→ MATERIAL PROVIDED:
__________________________________________________

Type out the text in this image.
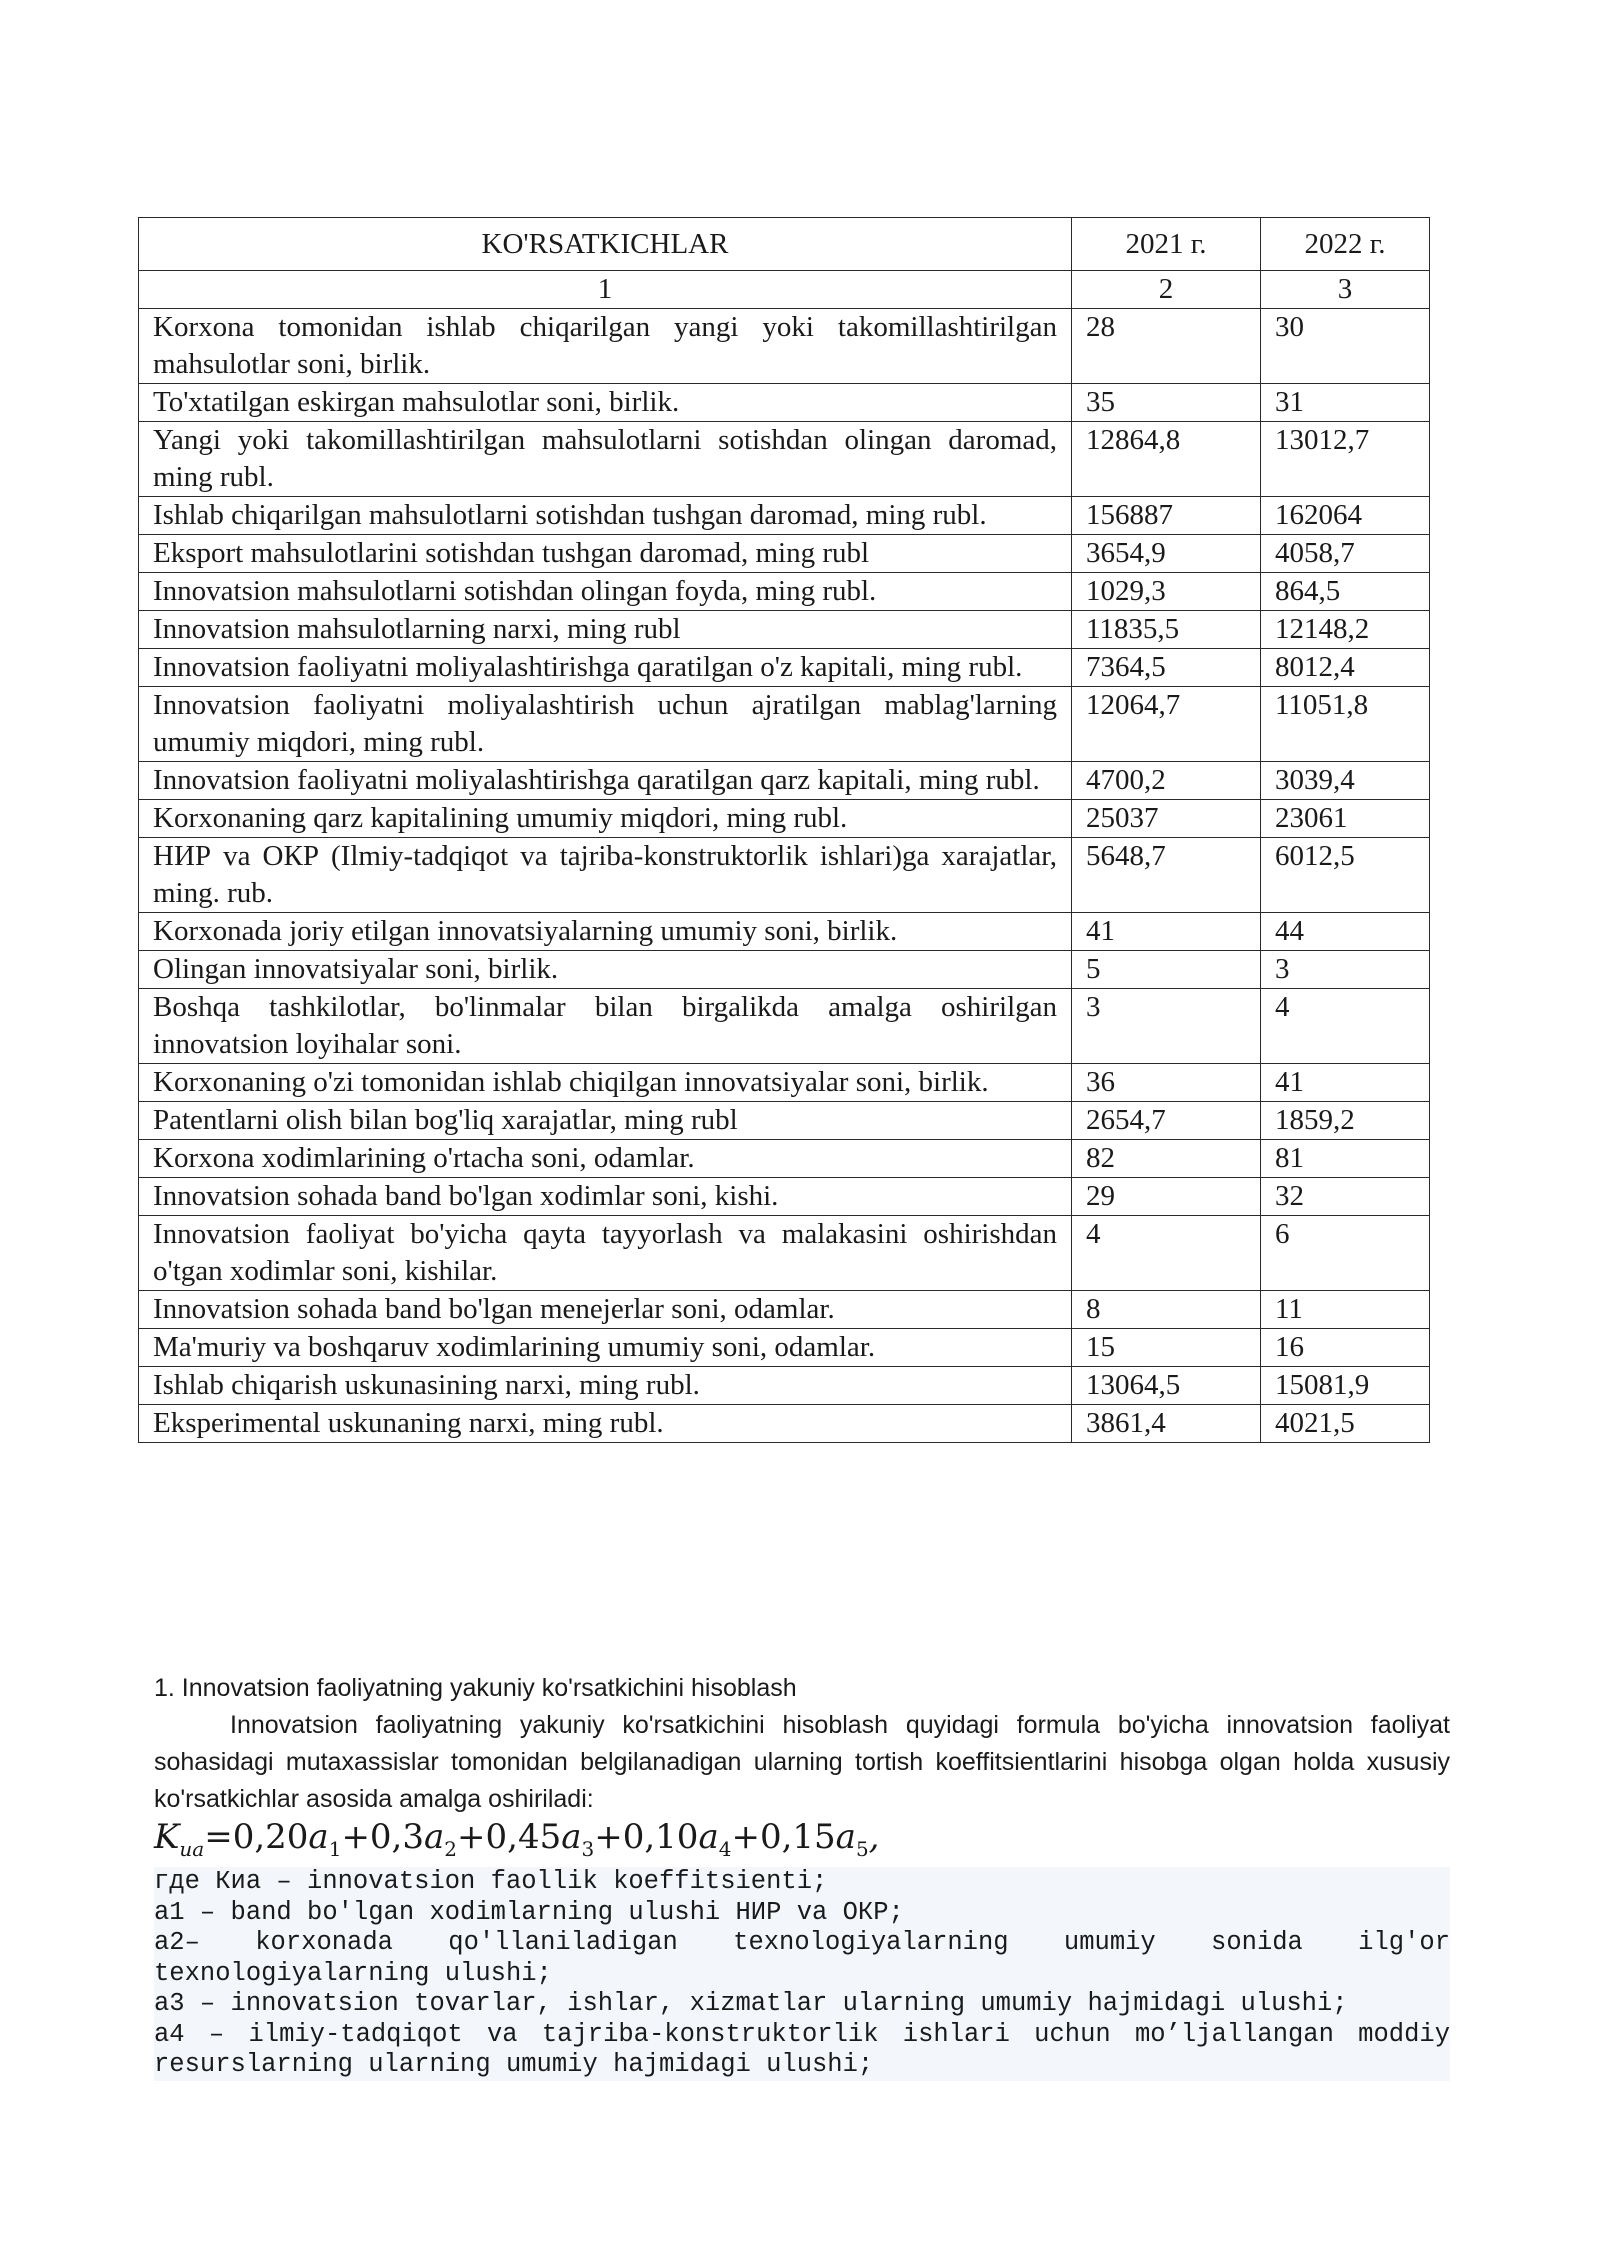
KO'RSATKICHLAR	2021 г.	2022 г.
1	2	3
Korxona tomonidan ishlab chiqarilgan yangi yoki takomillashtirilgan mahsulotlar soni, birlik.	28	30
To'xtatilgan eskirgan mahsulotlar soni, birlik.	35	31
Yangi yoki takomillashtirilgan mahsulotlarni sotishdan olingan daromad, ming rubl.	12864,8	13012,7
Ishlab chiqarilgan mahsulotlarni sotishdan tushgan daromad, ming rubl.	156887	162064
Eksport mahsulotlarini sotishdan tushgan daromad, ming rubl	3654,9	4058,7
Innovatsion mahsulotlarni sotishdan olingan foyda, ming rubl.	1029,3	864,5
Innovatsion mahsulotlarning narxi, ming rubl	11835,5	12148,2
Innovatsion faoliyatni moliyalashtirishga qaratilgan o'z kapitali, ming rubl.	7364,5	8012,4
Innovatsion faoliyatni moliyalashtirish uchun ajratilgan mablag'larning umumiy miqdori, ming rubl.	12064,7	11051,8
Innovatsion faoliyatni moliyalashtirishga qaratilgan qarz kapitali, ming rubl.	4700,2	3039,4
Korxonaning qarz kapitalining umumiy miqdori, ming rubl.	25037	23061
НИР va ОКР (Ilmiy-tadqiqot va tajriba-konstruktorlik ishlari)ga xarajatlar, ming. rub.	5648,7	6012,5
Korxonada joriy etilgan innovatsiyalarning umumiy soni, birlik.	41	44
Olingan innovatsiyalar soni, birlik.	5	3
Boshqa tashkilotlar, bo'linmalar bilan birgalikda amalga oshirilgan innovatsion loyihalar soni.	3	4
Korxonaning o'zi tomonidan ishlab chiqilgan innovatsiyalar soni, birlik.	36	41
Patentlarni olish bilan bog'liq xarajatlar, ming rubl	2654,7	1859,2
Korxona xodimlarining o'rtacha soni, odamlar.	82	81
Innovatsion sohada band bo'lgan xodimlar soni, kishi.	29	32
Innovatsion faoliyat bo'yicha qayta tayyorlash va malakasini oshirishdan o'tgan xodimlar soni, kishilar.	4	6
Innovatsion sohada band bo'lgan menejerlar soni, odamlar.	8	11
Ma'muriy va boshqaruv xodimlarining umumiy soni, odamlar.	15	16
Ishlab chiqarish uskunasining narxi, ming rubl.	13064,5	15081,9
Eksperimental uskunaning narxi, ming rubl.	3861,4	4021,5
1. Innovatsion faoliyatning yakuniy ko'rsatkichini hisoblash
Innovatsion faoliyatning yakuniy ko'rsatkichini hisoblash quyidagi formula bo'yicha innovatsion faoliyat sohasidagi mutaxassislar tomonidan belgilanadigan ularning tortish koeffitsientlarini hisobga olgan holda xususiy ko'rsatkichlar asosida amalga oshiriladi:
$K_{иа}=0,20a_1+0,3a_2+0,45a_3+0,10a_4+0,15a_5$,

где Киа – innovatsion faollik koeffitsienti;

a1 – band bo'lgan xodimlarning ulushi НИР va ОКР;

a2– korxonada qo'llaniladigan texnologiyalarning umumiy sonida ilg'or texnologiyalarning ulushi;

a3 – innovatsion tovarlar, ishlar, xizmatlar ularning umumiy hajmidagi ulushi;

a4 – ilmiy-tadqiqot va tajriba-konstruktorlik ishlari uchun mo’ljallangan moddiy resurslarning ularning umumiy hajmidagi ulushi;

__________________________________________________

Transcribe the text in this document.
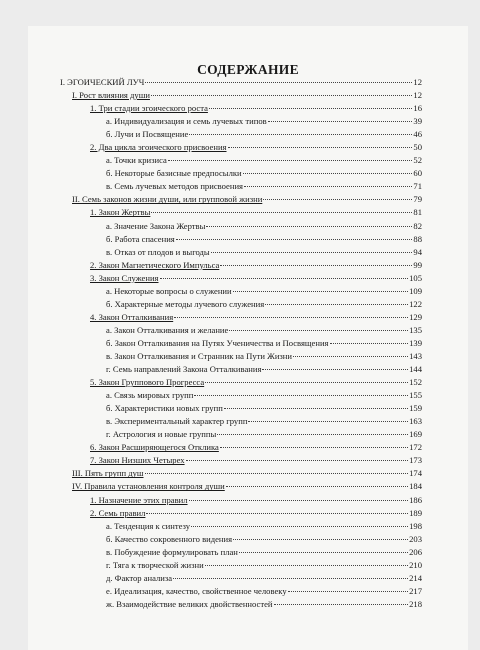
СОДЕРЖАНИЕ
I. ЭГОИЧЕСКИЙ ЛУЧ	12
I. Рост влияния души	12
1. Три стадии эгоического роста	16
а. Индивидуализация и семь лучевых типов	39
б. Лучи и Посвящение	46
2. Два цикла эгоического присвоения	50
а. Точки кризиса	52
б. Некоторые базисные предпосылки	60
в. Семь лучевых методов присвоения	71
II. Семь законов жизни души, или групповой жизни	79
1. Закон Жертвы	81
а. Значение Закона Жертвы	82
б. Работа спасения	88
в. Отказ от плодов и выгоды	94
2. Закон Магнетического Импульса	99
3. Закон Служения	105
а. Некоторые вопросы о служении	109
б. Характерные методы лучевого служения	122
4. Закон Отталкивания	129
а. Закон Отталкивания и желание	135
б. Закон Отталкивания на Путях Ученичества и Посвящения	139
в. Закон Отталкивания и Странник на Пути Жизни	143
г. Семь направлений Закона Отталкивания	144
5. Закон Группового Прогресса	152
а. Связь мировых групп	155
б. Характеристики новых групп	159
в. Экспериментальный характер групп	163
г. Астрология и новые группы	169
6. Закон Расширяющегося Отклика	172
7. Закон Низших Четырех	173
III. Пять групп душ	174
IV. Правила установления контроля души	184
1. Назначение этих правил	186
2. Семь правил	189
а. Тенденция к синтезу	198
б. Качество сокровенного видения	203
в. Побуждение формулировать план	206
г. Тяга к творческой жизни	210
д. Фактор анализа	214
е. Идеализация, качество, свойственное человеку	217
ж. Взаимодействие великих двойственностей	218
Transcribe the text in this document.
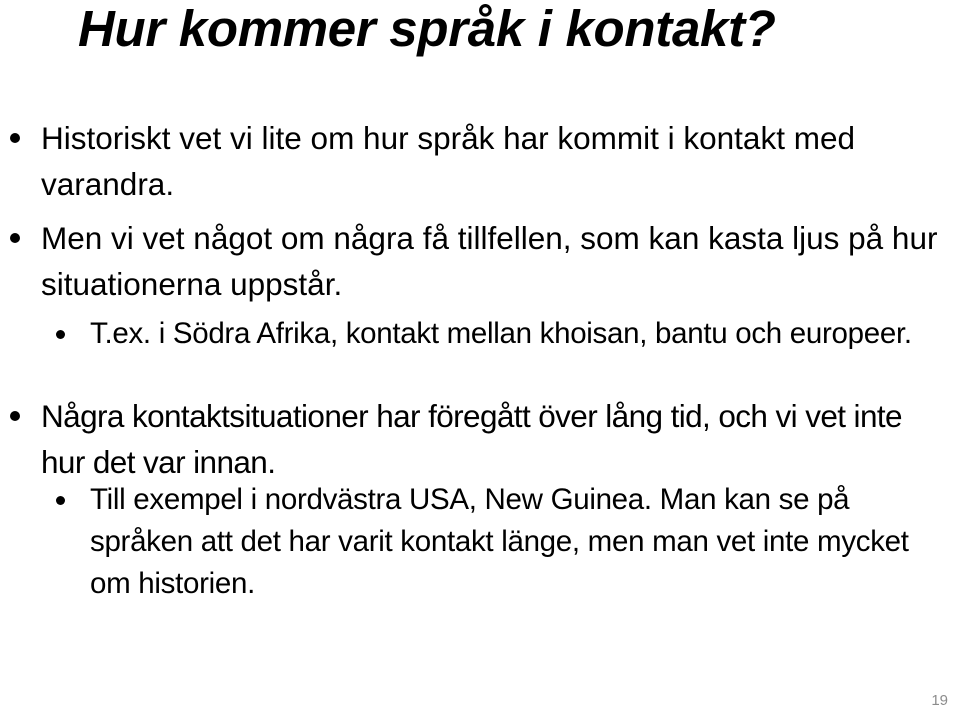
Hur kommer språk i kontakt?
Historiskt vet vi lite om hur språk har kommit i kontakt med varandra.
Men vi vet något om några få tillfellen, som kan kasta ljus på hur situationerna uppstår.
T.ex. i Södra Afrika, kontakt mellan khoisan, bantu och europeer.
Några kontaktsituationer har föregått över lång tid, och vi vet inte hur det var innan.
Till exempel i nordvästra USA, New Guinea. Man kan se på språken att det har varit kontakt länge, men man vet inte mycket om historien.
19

__________________________________________________

Say, as a bare number, how many lines in the entries above include the string "daromad".

3